Pull out every line in the data that has the string "WorkflowBlockService" in it.

• • • •

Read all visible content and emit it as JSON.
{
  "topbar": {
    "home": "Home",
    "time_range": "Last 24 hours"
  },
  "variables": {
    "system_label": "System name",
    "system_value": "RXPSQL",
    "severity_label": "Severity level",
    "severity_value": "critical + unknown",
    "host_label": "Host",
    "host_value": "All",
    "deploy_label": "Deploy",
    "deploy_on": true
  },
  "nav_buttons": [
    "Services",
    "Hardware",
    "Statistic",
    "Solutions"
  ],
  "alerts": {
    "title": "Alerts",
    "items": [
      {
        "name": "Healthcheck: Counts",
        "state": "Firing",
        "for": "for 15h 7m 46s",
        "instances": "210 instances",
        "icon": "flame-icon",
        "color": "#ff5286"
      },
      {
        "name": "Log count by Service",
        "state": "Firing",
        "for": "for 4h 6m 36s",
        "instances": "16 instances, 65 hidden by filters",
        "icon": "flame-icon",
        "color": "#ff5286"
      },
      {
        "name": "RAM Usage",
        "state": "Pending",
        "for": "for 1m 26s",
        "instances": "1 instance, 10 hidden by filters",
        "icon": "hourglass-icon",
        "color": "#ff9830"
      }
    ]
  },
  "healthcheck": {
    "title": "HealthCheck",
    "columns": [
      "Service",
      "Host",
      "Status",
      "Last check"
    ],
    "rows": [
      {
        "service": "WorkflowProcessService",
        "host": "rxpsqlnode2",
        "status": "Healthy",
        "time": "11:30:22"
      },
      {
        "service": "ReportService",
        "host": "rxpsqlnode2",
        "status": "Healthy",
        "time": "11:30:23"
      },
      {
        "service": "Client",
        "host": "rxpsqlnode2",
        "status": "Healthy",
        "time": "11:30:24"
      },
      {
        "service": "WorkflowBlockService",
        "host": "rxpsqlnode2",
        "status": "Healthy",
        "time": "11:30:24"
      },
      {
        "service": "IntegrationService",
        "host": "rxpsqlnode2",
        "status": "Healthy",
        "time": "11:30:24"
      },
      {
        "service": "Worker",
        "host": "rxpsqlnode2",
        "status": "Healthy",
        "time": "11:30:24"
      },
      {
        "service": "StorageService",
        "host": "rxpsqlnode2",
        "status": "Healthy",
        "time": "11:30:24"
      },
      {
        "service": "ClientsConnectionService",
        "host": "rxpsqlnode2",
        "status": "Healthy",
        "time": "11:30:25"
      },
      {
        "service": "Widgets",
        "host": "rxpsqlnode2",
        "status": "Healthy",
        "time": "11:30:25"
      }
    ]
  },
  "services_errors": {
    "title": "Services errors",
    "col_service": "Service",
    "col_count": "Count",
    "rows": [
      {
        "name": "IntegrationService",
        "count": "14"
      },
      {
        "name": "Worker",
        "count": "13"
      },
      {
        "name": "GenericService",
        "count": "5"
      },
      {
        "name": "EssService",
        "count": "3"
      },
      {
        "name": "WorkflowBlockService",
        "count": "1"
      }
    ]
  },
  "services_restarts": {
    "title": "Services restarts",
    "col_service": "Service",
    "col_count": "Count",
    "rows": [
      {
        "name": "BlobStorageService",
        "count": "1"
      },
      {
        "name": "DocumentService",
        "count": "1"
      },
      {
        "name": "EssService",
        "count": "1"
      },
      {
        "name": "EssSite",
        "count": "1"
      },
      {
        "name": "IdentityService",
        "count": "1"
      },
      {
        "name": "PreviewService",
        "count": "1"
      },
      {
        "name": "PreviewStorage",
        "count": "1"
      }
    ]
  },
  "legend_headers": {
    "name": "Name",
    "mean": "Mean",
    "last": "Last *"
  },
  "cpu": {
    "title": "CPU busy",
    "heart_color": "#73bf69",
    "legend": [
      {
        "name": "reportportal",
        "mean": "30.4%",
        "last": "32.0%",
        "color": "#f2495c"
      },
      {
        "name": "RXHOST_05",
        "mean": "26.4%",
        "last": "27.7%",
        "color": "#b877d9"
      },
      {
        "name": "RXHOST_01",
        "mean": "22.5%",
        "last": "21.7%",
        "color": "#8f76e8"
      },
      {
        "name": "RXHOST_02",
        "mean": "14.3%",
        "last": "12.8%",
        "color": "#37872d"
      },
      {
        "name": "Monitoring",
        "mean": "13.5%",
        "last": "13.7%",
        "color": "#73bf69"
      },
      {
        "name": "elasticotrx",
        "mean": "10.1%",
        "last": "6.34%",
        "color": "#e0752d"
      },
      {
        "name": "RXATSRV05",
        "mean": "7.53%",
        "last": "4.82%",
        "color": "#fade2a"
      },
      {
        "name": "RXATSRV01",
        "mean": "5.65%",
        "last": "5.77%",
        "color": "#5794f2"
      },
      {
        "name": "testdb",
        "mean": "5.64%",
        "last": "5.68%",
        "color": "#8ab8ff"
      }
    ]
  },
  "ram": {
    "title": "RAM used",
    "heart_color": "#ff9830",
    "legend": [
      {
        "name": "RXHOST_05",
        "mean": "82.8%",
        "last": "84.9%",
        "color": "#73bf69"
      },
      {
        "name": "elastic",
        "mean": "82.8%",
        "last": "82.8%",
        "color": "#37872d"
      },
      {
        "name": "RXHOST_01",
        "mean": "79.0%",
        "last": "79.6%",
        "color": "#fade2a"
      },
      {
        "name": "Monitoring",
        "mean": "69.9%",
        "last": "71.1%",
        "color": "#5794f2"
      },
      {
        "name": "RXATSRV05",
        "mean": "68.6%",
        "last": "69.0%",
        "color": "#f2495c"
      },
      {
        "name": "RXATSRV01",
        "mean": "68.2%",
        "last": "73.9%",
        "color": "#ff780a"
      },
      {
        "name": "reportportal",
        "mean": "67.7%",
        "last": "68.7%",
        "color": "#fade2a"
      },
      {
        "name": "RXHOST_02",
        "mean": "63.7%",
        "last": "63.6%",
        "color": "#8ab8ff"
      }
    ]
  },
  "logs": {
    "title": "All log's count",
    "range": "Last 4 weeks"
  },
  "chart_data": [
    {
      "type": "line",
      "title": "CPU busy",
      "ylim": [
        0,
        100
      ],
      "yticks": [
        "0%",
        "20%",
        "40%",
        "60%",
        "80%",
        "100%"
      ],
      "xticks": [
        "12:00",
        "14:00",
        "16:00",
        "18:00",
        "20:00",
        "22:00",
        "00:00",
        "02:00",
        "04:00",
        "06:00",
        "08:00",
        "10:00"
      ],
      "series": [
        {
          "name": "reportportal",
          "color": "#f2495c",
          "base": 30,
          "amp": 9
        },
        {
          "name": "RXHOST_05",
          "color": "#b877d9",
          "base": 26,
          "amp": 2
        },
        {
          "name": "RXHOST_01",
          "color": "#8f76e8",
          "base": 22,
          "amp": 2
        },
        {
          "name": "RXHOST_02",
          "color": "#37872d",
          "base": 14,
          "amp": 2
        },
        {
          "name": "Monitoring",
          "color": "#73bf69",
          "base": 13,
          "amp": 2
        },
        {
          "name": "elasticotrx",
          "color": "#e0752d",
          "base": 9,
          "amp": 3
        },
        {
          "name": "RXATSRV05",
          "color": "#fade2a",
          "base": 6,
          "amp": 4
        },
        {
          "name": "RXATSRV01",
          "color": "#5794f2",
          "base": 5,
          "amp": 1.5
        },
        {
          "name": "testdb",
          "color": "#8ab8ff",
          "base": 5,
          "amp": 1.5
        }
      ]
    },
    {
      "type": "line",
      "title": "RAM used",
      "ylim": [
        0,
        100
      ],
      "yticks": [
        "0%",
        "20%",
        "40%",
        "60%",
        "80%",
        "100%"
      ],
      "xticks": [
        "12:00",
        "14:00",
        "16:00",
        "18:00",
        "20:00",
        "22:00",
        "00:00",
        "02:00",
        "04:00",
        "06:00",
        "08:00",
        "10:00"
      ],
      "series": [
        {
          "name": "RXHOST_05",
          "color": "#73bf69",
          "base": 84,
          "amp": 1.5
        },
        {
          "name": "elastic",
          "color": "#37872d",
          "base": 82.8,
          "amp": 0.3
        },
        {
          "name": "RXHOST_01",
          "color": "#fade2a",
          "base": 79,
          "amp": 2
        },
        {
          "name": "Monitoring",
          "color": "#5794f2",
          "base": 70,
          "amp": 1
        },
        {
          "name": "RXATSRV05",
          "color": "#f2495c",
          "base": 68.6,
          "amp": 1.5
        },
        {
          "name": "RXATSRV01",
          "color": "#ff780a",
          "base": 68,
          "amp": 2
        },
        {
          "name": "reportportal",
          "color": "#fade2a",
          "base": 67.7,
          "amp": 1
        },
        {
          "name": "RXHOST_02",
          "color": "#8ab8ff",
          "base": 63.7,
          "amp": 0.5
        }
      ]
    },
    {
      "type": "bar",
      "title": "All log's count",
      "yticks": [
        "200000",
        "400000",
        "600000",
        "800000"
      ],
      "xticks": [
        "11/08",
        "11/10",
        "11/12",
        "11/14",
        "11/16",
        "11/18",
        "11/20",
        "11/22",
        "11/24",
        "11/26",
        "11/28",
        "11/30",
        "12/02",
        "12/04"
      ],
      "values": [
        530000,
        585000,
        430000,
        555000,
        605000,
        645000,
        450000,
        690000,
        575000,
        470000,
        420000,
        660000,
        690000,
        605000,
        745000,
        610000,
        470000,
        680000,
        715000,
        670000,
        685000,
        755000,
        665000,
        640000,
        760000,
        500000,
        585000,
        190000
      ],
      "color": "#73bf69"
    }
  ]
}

• • • •

**Response to the exercise**
        "service": "WorkflowBlockService",
        "name": "WorkflowBlockService",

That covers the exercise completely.